Extracted records ->
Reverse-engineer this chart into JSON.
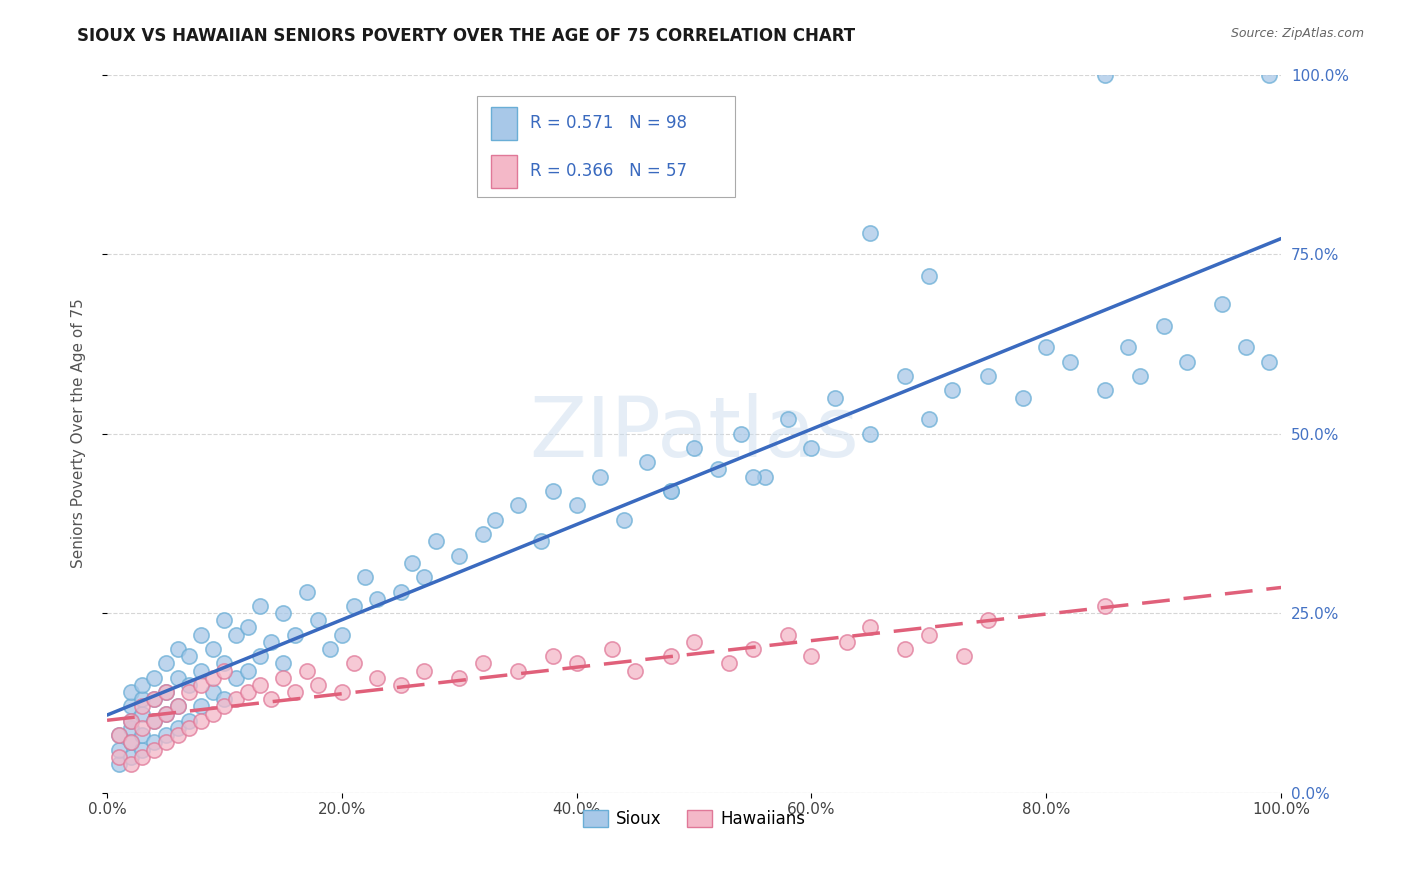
{
  "title": "SIOUX VS HAWAIIAN SENIORS POVERTY OVER THE AGE OF 75 CORRELATION CHART",
  "source": "Source: ZipAtlas.com",
  "ylabel": "Seniors Poverty Over the Age of 75",
  "background_color": "#ffffff",
  "watermark_text": "ZIPatlas",
  "sioux_color": "#a8c8e8",
  "sioux_edge_color": "#6aaed6",
  "hawaiian_color": "#f4b8c8",
  "hawaiian_edge_color": "#e07898",
  "sioux_line_color": "#3a6abf",
  "hawaiian_line_color": "#e0607a",
  "sioux_R": 0.571,
  "sioux_N": 98,
  "hawaiian_R": 0.366,
  "hawaiian_N": 57,
  "xlim": [
    0,
    1.0
  ],
  "ylim": [
    0,
    1.0
  ],
  "sioux_x": [
    0.01,
    0.01,
    0.01,
    0.02,
    0.02,
    0.02,
    0.02,
    0.02,
    0.02,
    0.03,
    0.03,
    0.03,
    0.03,
    0.03,
    0.04,
    0.04,
    0.04,
    0.04,
    0.05,
    0.05,
    0.05,
    0.05,
    0.06,
    0.06,
    0.06,
    0.06,
    0.07,
    0.07,
    0.07,
    0.08,
    0.08,
    0.08,
    0.09,
    0.09,
    0.1,
    0.1,
    0.1,
    0.11,
    0.11,
    0.12,
    0.12,
    0.13,
    0.13,
    0.14,
    0.15,
    0.15,
    0.16,
    0.17,
    0.18,
    0.19,
    0.2,
    0.21,
    0.22,
    0.23,
    0.25,
    0.26,
    0.27,
    0.28,
    0.3,
    0.32,
    0.33,
    0.35,
    0.37,
    0.38,
    0.4,
    0.42,
    0.44,
    0.46,
    0.48,
    0.5,
    0.52,
    0.54,
    0.56,
    0.58,
    0.6,
    0.62,
    0.65,
    0.68,
    0.7,
    0.72,
    0.75,
    0.78,
    0.8,
    0.82,
    0.85,
    0.87,
    0.88,
    0.9,
    0.92,
    0.95,
    0.97,
    0.99,
    0.99,
    0.7,
    0.65,
    0.55,
    0.48,
    0.85
  ],
  "sioux_y": [
    0.04,
    0.06,
    0.08,
    0.05,
    0.07,
    0.09,
    0.1,
    0.12,
    0.14,
    0.06,
    0.08,
    0.11,
    0.13,
    0.15,
    0.07,
    0.1,
    0.13,
    0.16,
    0.08,
    0.11,
    0.14,
    0.18,
    0.09,
    0.12,
    0.16,
    0.2,
    0.1,
    0.15,
    0.19,
    0.12,
    0.17,
    0.22,
    0.14,
    0.2,
    0.13,
    0.18,
    0.24,
    0.16,
    0.22,
    0.17,
    0.23,
    0.19,
    0.26,
    0.21,
    0.18,
    0.25,
    0.22,
    0.28,
    0.24,
    0.2,
    0.22,
    0.26,
    0.3,
    0.27,
    0.28,
    0.32,
    0.3,
    0.35,
    0.33,
    0.36,
    0.38,
    0.4,
    0.35,
    0.42,
    0.4,
    0.44,
    0.38,
    0.46,
    0.42,
    0.48,
    0.45,
    0.5,
    0.44,
    0.52,
    0.48,
    0.55,
    0.5,
    0.58,
    0.52,
    0.56,
    0.58,
    0.55,
    0.62,
    0.6,
    0.56,
    0.62,
    0.58,
    0.65,
    0.6,
    0.68,
    0.62,
    0.6,
    1.0,
    0.72,
    0.78,
    0.44,
    0.42,
    1.0
  ],
  "hawaiian_x": [
    0.01,
    0.01,
    0.02,
    0.02,
    0.02,
    0.03,
    0.03,
    0.03,
    0.04,
    0.04,
    0.04,
    0.05,
    0.05,
    0.05,
    0.06,
    0.06,
    0.07,
    0.07,
    0.08,
    0.08,
    0.09,
    0.09,
    0.1,
    0.1,
    0.11,
    0.12,
    0.13,
    0.14,
    0.15,
    0.16,
    0.17,
    0.18,
    0.2,
    0.21,
    0.23,
    0.25,
    0.27,
    0.3,
    0.32,
    0.35,
    0.38,
    0.4,
    0.43,
    0.45,
    0.48,
    0.5,
    0.53,
    0.55,
    0.58,
    0.6,
    0.63,
    0.65,
    0.68,
    0.7,
    0.73,
    0.75,
    0.85
  ],
  "hawaiian_y": [
    0.05,
    0.08,
    0.04,
    0.07,
    0.1,
    0.05,
    0.09,
    0.12,
    0.06,
    0.1,
    0.13,
    0.07,
    0.11,
    0.14,
    0.08,
    0.12,
    0.09,
    0.14,
    0.1,
    0.15,
    0.11,
    0.16,
    0.12,
    0.17,
    0.13,
    0.14,
    0.15,
    0.13,
    0.16,
    0.14,
    0.17,
    0.15,
    0.14,
    0.18,
    0.16,
    0.15,
    0.17,
    0.16,
    0.18,
    0.17,
    0.19,
    0.18,
    0.2,
    0.17,
    0.19,
    0.21,
    0.18,
    0.2,
    0.22,
    0.19,
    0.21,
    0.23,
    0.2,
    0.22,
    0.19,
    0.24,
    0.26
  ]
}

What you have to do ->
Quote all of the entries word for word, omitting any pictures.

Answer to this exercise ->
Reverse-engineer this chart into JSON.
{
  "title": "SIOUX VS HAWAIIAN SENIORS POVERTY OVER THE AGE OF 75 CORRELATION CHART",
  "source": "Source: ZipAtlas.com",
  "ylabel": "Seniors Poverty Over the Age of 75",
  "background_color": "#ffffff",
  "watermark_text": "ZIPatlas",
  "sioux_color": "#a8c8e8",
  "sioux_edge_color": "#6aaed6",
  "hawaiian_color": "#f4b8c8",
  "hawaiian_edge_color": "#e07898",
  "sioux_line_color": "#3a6abf",
  "hawaiian_line_color": "#e0607a",
  "sioux_R": 0.571,
  "sioux_N": 98,
  "hawaiian_R": 0.366,
  "hawaiian_N": 57,
  "xlim": [
    0,
    1.0
  ],
  "ylim": [
    0,
    1.0
  ],
  "sioux_x": [
    0.01,
    0.01,
    0.01,
    0.02,
    0.02,
    0.02,
    0.02,
    0.02,
    0.02,
    0.03,
    0.03,
    0.03,
    0.03,
    0.03,
    0.04,
    0.04,
    0.04,
    0.04,
    0.05,
    0.05,
    0.05,
    0.05,
    0.06,
    0.06,
    0.06,
    0.06,
    0.07,
    0.07,
    0.07,
    0.08,
    0.08,
    0.08,
    0.09,
    0.09,
    0.1,
    0.1,
    0.1,
    0.11,
    0.11,
    0.12,
    0.12,
    0.13,
    0.13,
    0.14,
    0.15,
    0.15,
    0.16,
    0.17,
    0.18,
    0.19,
    0.2,
    0.21,
    0.22,
    0.23,
    0.25,
    0.26,
    0.27,
    0.28,
    0.3,
    0.32,
    0.33,
    0.35,
    0.37,
    0.38,
    0.4,
    0.42,
    0.44,
    0.46,
    0.48,
    0.5,
    0.52,
    0.54,
    0.56,
    0.58,
    0.6,
    0.62,
    0.65,
    0.68,
    0.7,
    0.72,
    0.75,
    0.78,
    0.8,
    0.82,
    0.85,
    0.87,
    0.88,
    0.9,
    0.92,
    0.95,
    0.97,
    0.99,
    0.99,
    0.7,
    0.65,
    0.55,
    0.48,
    0.85
  ],
  "sioux_y": [
    0.04,
    0.06,
    0.08,
    0.05,
    0.07,
    0.09,
    0.1,
    0.12,
    0.14,
    0.06,
    0.08,
    0.11,
    0.13,
    0.15,
    0.07,
    0.1,
    0.13,
    0.16,
    0.08,
    0.11,
    0.14,
    0.18,
    0.09,
    0.12,
    0.16,
    0.2,
    0.1,
    0.15,
    0.19,
    0.12,
    0.17,
    0.22,
    0.14,
    0.2,
    0.13,
    0.18,
    0.24,
    0.16,
    0.22,
    0.17,
    0.23,
    0.19,
    0.26,
    0.21,
    0.18,
    0.25,
    0.22,
    0.28,
    0.24,
    0.2,
    0.22,
    0.26,
    0.3,
    0.27,
    0.28,
    0.32,
    0.3,
    0.35,
    0.33,
    0.36,
    0.38,
    0.4,
    0.35,
    0.42,
    0.4,
    0.44,
    0.38,
    0.46,
    0.42,
    0.48,
    0.45,
    0.5,
    0.44,
    0.52,
    0.48,
    0.55,
    0.5,
    0.58,
    0.52,
    0.56,
    0.58,
    0.55,
    0.62,
    0.6,
    0.56,
    0.62,
    0.58,
    0.65,
    0.6,
    0.68,
    0.62,
    0.6,
    1.0,
    0.72,
    0.78,
    0.44,
    0.42,
    1.0
  ],
  "hawaiian_x": [
    0.01,
    0.01,
    0.02,
    0.02,
    0.02,
    0.03,
    0.03,
    0.03,
    0.04,
    0.04,
    0.04,
    0.05,
    0.05,
    0.05,
    0.06,
    0.06,
    0.07,
    0.07,
    0.08,
    0.08,
    0.09,
    0.09,
    0.1,
    0.1,
    0.11,
    0.12,
    0.13,
    0.14,
    0.15,
    0.16,
    0.17,
    0.18,
    0.2,
    0.21,
    0.23,
    0.25,
    0.27,
    0.3,
    0.32,
    0.35,
    0.38,
    0.4,
    0.43,
    0.45,
    0.48,
    0.5,
    0.53,
    0.55,
    0.58,
    0.6,
    0.63,
    0.65,
    0.68,
    0.7,
    0.73,
    0.75,
    0.85
  ],
  "hawaiian_y": [
    0.05,
    0.08,
    0.04,
    0.07,
    0.1,
    0.05,
    0.09,
    0.12,
    0.06,
    0.1,
    0.13,
    0.07,
    0.11,
    0.14,
    0.08,
    0.12,
    0.09,
    0.14,
    0.1,
    0.15,
    0.11,
    0.16,
    0.12,
    0.17,
    0.13,
    0.14,
    0.15,
    0.13,
    0.16,
    0.14,
    0.17,
    0.15,
    0.14,
    0.18,
    0.16,
    0.15,
    0.17,
    0.16,
    0.18,
    0.17,
    0.19,
    0.18,
    0.2,
    0.17,
    0.19,
    0.21,
    0.18,
    0.2,
    0.22,
    0.19,
    0.21,
    0.23,
    0.2,
    0.22,
    0.19,
    0.24,
    0.26
  ]
}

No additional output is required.